Short problem :: Starting at the top of the records and going on through the line with "subplot: Model Size = 470M", rewrite those lines with "Pre-Training Steps" changed to "Training Steps" and everything else left as it is.

#####

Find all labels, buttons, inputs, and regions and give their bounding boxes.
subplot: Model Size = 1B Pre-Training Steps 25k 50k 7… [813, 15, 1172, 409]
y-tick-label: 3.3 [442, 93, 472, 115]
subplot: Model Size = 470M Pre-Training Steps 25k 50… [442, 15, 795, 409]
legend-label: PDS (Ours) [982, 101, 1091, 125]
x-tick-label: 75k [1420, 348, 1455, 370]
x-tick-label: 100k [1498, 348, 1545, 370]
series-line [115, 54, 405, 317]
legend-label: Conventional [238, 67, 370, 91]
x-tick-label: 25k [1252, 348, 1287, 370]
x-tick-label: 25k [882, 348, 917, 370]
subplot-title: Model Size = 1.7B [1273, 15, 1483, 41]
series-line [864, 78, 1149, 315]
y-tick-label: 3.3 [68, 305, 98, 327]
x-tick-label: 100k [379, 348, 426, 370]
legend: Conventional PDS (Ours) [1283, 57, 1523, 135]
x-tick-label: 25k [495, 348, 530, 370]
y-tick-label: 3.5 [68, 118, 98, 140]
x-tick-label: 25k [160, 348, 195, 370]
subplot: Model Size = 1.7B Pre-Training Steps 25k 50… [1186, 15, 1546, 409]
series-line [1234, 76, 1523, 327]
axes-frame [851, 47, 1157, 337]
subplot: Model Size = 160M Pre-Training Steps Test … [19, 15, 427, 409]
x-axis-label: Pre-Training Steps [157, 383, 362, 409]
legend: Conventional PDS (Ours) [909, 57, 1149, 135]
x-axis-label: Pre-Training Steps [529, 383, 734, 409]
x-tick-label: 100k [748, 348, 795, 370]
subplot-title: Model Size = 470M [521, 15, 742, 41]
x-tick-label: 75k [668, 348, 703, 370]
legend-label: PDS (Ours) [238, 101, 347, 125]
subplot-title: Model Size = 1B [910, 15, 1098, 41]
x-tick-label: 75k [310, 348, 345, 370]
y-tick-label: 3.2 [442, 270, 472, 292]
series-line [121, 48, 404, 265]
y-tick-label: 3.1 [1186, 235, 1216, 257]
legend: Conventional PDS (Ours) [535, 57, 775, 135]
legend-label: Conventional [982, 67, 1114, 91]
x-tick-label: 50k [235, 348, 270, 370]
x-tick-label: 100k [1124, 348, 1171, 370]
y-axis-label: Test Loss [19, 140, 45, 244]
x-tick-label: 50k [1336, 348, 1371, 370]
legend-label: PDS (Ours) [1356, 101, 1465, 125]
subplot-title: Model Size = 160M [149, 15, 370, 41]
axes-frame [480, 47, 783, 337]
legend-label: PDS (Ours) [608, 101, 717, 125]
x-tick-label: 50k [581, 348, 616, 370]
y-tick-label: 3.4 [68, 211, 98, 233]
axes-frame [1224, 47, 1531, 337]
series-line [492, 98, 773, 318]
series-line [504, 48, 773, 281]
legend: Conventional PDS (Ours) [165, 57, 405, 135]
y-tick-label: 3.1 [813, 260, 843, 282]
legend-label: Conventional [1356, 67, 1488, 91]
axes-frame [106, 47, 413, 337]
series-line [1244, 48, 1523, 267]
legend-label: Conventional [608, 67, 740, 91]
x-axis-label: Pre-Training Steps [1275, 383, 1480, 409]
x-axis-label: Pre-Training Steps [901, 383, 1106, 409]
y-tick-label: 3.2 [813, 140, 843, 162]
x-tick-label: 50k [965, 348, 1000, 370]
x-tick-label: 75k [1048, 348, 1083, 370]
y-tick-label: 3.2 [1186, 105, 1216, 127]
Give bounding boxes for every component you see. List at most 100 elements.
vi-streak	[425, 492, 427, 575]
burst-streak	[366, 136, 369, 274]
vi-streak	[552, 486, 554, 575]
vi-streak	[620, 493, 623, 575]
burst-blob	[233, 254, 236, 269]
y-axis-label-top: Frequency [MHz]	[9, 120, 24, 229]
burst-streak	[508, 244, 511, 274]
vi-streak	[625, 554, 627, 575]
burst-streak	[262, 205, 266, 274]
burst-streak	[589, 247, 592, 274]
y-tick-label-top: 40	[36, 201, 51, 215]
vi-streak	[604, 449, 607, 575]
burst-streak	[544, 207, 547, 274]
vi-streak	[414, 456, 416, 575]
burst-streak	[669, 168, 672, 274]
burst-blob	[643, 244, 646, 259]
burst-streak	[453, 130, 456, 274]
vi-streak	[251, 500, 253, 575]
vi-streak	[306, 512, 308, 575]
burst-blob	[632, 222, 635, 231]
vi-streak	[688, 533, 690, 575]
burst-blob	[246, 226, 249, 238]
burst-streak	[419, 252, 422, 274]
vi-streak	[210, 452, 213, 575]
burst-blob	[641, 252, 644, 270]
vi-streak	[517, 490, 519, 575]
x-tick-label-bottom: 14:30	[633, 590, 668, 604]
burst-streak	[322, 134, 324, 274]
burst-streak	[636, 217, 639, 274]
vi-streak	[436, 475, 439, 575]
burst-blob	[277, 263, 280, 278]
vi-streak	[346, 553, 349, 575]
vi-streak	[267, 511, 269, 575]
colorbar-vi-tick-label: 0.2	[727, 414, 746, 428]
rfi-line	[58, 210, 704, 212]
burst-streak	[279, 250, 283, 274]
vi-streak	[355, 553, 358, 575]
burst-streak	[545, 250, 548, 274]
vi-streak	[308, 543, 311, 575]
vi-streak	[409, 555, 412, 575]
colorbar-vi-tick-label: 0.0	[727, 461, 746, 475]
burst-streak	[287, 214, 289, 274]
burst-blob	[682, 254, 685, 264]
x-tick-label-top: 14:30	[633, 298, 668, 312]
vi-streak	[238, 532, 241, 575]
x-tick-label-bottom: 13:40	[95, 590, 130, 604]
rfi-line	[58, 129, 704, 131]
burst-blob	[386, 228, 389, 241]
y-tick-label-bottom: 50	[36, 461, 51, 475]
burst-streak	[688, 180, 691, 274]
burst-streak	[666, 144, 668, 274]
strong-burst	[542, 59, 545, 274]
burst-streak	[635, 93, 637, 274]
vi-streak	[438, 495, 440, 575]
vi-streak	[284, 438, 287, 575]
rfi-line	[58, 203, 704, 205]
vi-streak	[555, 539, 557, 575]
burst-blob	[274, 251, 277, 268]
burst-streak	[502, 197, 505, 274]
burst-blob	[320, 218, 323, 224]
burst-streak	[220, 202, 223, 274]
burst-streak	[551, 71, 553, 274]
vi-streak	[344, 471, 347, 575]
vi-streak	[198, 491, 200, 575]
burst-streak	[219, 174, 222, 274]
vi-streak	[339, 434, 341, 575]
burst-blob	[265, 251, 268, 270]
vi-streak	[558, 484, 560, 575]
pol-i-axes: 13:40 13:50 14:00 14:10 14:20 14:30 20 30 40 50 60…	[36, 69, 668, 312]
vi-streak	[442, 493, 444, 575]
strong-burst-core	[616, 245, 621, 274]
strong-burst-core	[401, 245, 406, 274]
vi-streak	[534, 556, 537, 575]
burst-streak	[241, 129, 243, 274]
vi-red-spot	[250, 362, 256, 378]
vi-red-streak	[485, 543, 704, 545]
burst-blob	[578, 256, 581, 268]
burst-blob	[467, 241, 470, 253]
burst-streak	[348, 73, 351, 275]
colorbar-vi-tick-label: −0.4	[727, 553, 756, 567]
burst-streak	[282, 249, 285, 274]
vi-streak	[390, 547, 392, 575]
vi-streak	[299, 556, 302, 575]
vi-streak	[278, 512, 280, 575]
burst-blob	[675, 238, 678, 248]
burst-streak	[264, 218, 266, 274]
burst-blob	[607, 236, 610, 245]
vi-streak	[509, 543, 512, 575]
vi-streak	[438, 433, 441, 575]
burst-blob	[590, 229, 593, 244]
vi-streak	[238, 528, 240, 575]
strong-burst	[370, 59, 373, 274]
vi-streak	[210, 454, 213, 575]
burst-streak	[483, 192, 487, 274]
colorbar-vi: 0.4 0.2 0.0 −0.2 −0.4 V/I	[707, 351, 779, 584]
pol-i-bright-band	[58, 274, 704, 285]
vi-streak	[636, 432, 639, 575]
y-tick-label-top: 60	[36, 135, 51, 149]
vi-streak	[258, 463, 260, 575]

#####

Full output ::
Find all labels, buttons, inputs, and regions and give their bounding boxes.
subplot: Model Size = 1B Training Steps 25k 50k 7… [813, 15, 1172, 409]
y-tick-label: 3.3 [442, 93, 472, 115]
subplot: Model Size = 470M Training Steps 25k 50… [442, 15, 795, 409]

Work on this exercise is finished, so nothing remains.